- **Given request**: The records below must be duplicated exactly, character for character.

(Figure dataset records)

• • • • • • •

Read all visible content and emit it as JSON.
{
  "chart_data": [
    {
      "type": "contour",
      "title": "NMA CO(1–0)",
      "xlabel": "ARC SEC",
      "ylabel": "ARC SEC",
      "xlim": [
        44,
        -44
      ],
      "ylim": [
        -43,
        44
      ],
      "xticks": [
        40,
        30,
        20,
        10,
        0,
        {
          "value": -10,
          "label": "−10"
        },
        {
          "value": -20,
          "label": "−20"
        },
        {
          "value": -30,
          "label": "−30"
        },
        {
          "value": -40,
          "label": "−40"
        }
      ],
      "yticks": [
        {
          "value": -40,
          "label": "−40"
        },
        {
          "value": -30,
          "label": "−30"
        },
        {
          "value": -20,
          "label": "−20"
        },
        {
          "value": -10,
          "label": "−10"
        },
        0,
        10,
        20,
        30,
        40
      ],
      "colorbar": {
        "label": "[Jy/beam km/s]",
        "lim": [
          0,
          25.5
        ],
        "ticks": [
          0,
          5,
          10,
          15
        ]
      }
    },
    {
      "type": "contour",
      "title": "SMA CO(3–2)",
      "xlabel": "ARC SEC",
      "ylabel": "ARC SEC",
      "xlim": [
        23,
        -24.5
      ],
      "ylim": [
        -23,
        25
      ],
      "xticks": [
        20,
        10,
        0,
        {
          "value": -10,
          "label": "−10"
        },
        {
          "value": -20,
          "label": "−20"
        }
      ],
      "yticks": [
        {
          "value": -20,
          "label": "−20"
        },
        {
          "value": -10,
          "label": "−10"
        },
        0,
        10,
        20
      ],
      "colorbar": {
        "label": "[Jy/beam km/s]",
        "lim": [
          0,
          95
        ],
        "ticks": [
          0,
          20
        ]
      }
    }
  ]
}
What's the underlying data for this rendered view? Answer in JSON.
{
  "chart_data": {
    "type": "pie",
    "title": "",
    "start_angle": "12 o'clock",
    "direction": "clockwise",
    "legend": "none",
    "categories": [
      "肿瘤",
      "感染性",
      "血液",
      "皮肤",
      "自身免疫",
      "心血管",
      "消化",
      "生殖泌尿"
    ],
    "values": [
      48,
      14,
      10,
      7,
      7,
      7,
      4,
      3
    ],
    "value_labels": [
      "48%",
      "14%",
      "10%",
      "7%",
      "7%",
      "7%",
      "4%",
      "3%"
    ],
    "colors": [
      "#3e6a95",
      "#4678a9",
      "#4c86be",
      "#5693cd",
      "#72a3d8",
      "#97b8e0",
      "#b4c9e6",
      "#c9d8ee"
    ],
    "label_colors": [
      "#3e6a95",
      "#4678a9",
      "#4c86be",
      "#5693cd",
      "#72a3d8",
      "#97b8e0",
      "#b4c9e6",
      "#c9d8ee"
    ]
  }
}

• • • • • • •

- **Correct response**:
Read all visible content and emit it as JSON.
{
  "chart_data": [
    {
      "type": "contour",
      "title": "NMA CO(1–0)",
      "xlabel": "ARC SEC",
      "ylabel": "ARC SEC",
      "xlim": [
        44,
        -44
      ],
      "ylim": [
        -43,
        44
      ],
      "xticks": [
        40,
        30,
        20,
        10,
        0,
        {
          "value": -10,
          "label": "−10"
        },
        {
          "value": -20,
          "label": "−20"
        },
        {
          "value": -30,
          "label": "−30"
        },
        {
          "value": -40,
          "label": "−40"
        }
      ],
      "yticks": [
        {
          "value": -40,
          "label": "−40"
        },
        {
          "value": -30,
          "label": "−30"
        },
        {
          "value": -20,
          "label": "−20"
        },
        {
          "value": -10,
          "label": "−10"
        },
        0,
        10,
        20,
        30,
        40
      ],
      "colorbar": {
        "label": "[Jy/beam km/s]",
        "lim": [
          0,
          25.5
        ],
        "ticks": [
          0,
          5,
          10,
          15
        ]
      }
    },
    {
      "type": "contour",
      "title": "SMA CO(3–2)",
      "xlabel": "ARC SEC",
      "ylabel": "ARC SEC",
      "xlim": [
        23,
        -24.5
      ],
      "ylim": [
        -23,
        25
      ],
      "xticks": [
        20,
        10,
        0,
        {
          "value": -10,
          "label": "−10"
        },
        {
          "value": -20,
          "label": "−20"
        }
      ],
      "yticks": [
        {
          "value": -20,
          "label": "−20"
        },
        {
          "value": -10,
          "label": "−10"
        },
        0,
        10,
        20
      ],
      "colorbar": {
        "label": "[Jy/beam km/s]",
        "lim": [
          0,
          95
        ],
        "ticks": [
          0,
          20
        ]
      }
    }
  ]
}
What's the underlying data for this rendered view? Answer in JSON.
{
  "chart_data": {
    "type": "pie",
    "title": "",
    "start_angle": "12 o'clock",
    "direction": "clockwise",
    "legend": "none",
    "categories": [
      "肿瘤",
      "感染性",
      "血液",
      "皮肤",
      "自身免疫",
      "心血管",
      "消化",
      "生殖泌尿"
    ],
    "values": [
      48,
      14,
      10,
      7,
      7,
      7,
      4,
      3
    ],
    "value_labels": [
      "48%",
      "14%",
      "10%",
      "7%",
      "7%",
      "7%",
      "4%",
      "3%"
    ],
    "colors": [
      "#3e6a95",
      "#4678a9",
      "#4c86be",
      "#5693cd",
      "#72a3d8",
      "#97b8e0",
      "#b4c9e6",
      "#c9d8ee"
    ],
    "label_colors": [
      "#3e6a95",
      "#4678a9",
      "#4c86be",
      "#5693cd",
      "#72a3d8",
      "#97b8e0",
      "#b4c9e6",
      "#c9d8ee"
    ]
  }
}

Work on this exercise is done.